*The task*:
Pictures do not belong in the copy. Return all of the entries exactly.

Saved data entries
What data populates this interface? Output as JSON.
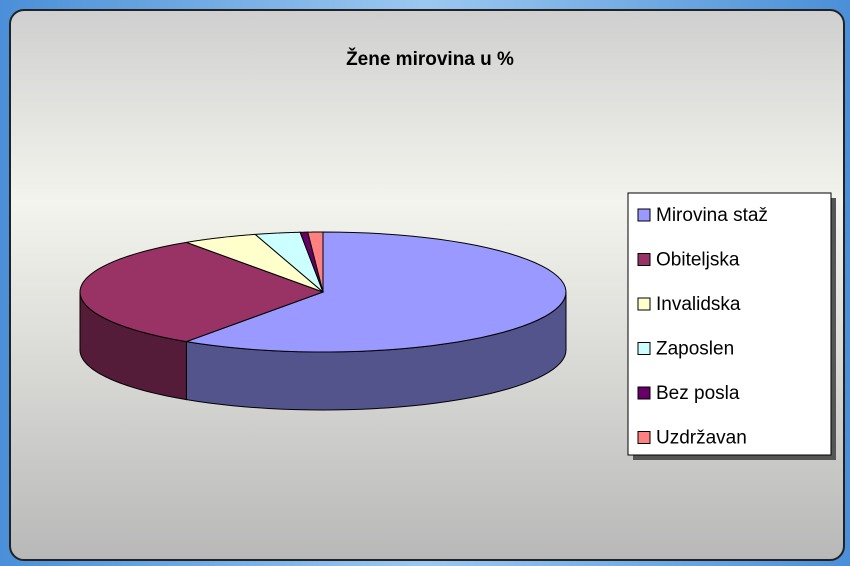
{
  "chart_data": {
    "type": "pie",
    "title": "Žene mirovina u %",
    "categories": [
      "Mirovina staž",
      "Obiteljska",
      "Invalidska",
      "Zaposlen",
      "Bez posla",
      "Uzdržavan"
    ],
    "values": [
      59.5,
      31,
      5,
      3,
      0.5,
      1
    ],
    "colors": [
      "#9999ff",
      "#993366",
      "#ffffcc",
      "#ccffff",
      "#660066",
      "#ff8080"
    ],
    "legend": "right"
  }
}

*Written reply*:
What data populates this interface? Output as JSON.
{
  "chart_data": {
    "type": "pie",
    "title": "Žene mirovina u %",
    "categories": [
      "Mirovina staž",
      "Obiteljska",
      "Invalidska",
      "Zaposlen",
      "Bez posla",
      "Uzdržavan"
    ],
    "values": [
      59.5,
      31,
      5,
      3,
      0.5,
      1
    ],
    "colors": [
      "#9999ff",
      "#993366",
      "#ffffcc",
      "#ccffff",
      "#660066",
      "#ff8080"
    ],
    "legend": "right"
  }
}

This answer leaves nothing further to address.